• **PROBLEM TO SOLVE**:
Reproduce every entry exactly and leave its pictures out.

• **ENTRIES**:
------------------------------------------------------------

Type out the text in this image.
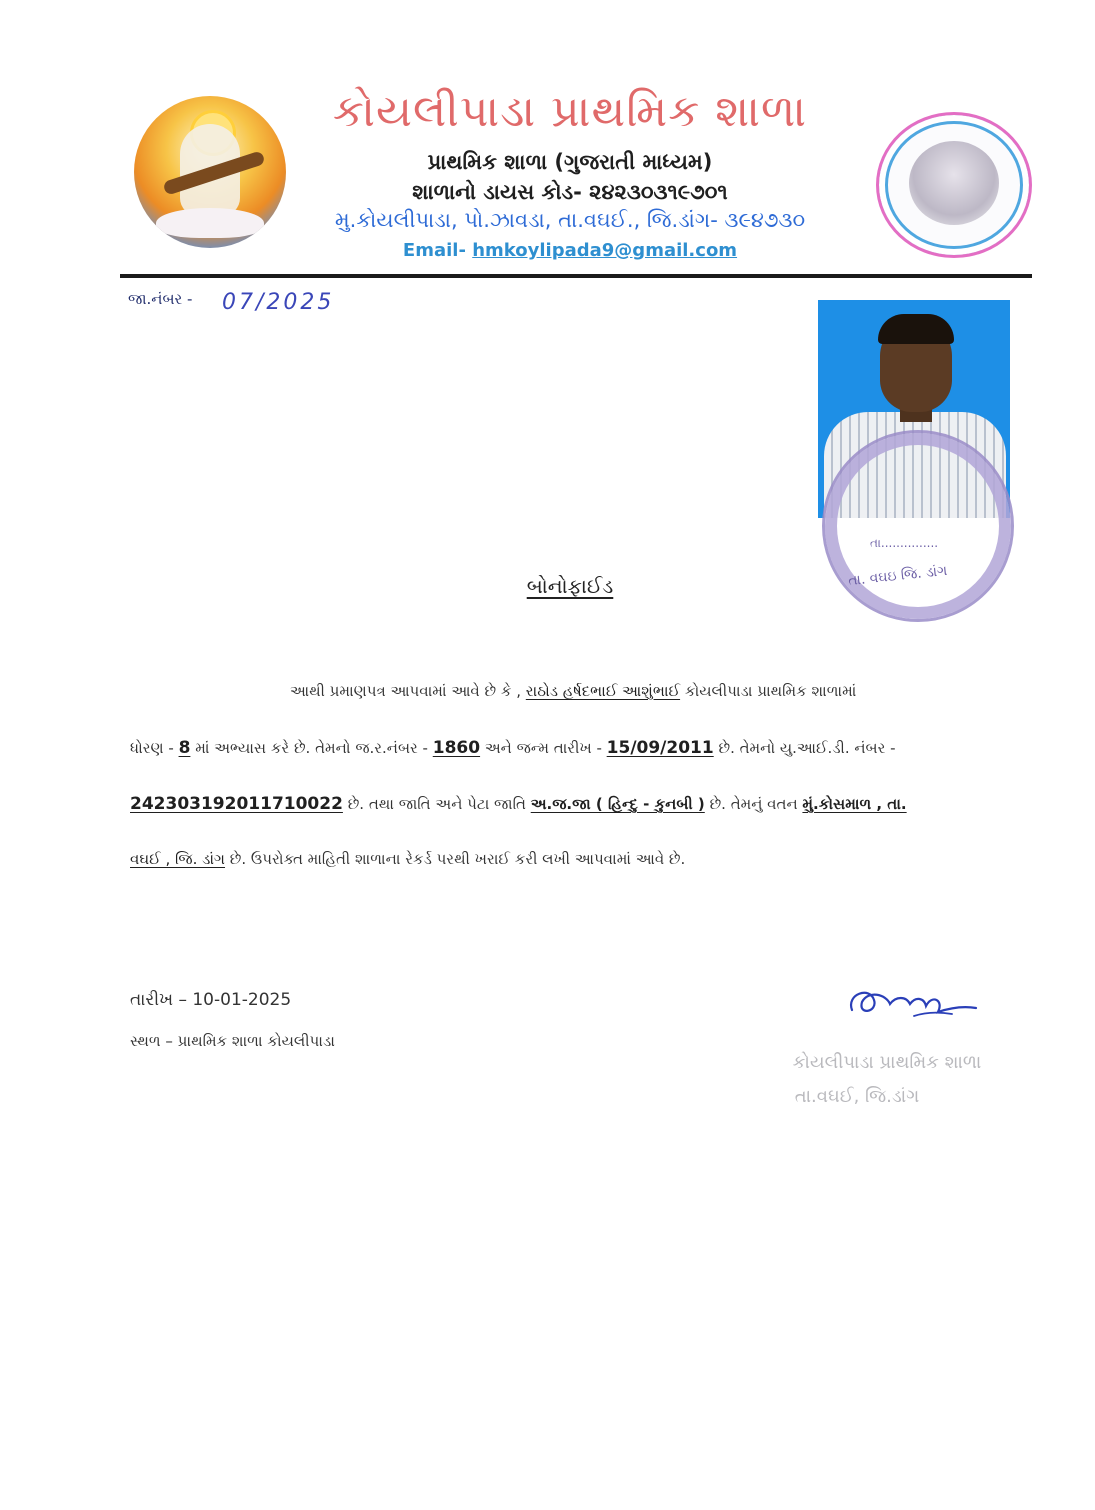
કોયલીપાડા પ્રાથમિક શાળા
પ્રાથમિક શાળા (ગુજરાતી માધ્યમ)
શાળાનો ડાયસ કોડ- ૨૪૨૩૦૩૧૯૭૦૧
મુ.કોયલીપાડા, પો.ઝાવડા, તા.વઘઈ., જિ.ડાંગ- ૩૯૪૭૩૦
Email- hmkoylipada9@gmail.com
જા.નંબર - 07/2025
તા...............
તા. વઘઇ જિ. ડાંગ
બોનોફાઈડ
આથી પ્રમાણપત્ર આપવામાં આવે છે કે , રાઠોડ હર્ષદભાઈ આશુંભાઈ કોયલીપાડા પ્રાથમિક શાળામાં
ધોરણ - 8 માં અભ્યાસ કરે છે. તેમનો જ.ર.નંબર - 1860 અને જન્મ તારીખ - 15/09/2011 છે. તેમનો યુ.આઈ.ડી. નંબર -
242303192011710022 છે. તથા જાતિ અને પેટા જાતિ અ.જ.જા ( હિન્દુ - કુનબી ) છે. તેમનું વતન મું.કોસમાળ , તા.
વઘઈ , જિ. ડાંગ છે. ઉપરોક્ત માહિતી શાળાના રેકર્ડ પરથી ખરાઈ કરી લખી આપવામાં આવે છે.
તારીખ – 10-01-2025
સ્થળ – પ્રાથમિક શાળા કોયલીપાડા
કોયલીપાડા પ્રાથમિક શાળા
તા.વઘઈ, જિ.ડાંગ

------------------------------------------------------------

• **FULL RESPONSE**:
Type out the text in this image.
કોયલીપાડા પ્રાથમિક શાળા
પ્રાથમિક શાળા (ગુજરાતી માધ્યમ)
શાળાનો ડાયસ કોડ- ૨૪૨૩૦૩૧૯૭૦૧
મુ.કોયલીપાડા, પો.ઝાવડા, તા.વઘઈ., જિ.ડાંગ- ૩૯૪૭૩૦
Email- hmkoylipada9@gmail.com
જા.નંબર - 07/2025
તા...............
તા. વઘઇ જિ. ડાંગ
બોનોફાઈડ
આથી પ્રમાણપત્ર આપવામાં આવે છે કે , રાઠોડ હર્ષદભાઈ આશુંભાઈ કોયલીપાડા પ્રાથમિક શાળામાં
ધોરણ - 8 માં અભ્યાસ કરે છે. તેમનો જ.ર.નંબર - 1860 અને જન્મ તારીખ - 15/09/2011 છે. તેમનો યુ.આઈ.ડી. નંબર -
242303192011710022 છે. તથા જાતિ અને પેટા જાતિ અ.જ.જા ( હિન્દુ - કુનબી ) છે. તેમનું વતન મું.કોસમાળ , તા.
વઘઈ , જિ. ડાંગ છે. ઉપરોક્ત માહિતી શાળાના રેકર્ડ પરથી ખરાઈ કરી લખી આપવામાં આવે છે.
તારીખ – 10-01-2025
સ્થળ – પ્રાથમિક શાળા કોયલીપાડા
કોયલીપાડા પ્રાથમિક શાળા
તા.વઘઈ, જિ.ડાંગ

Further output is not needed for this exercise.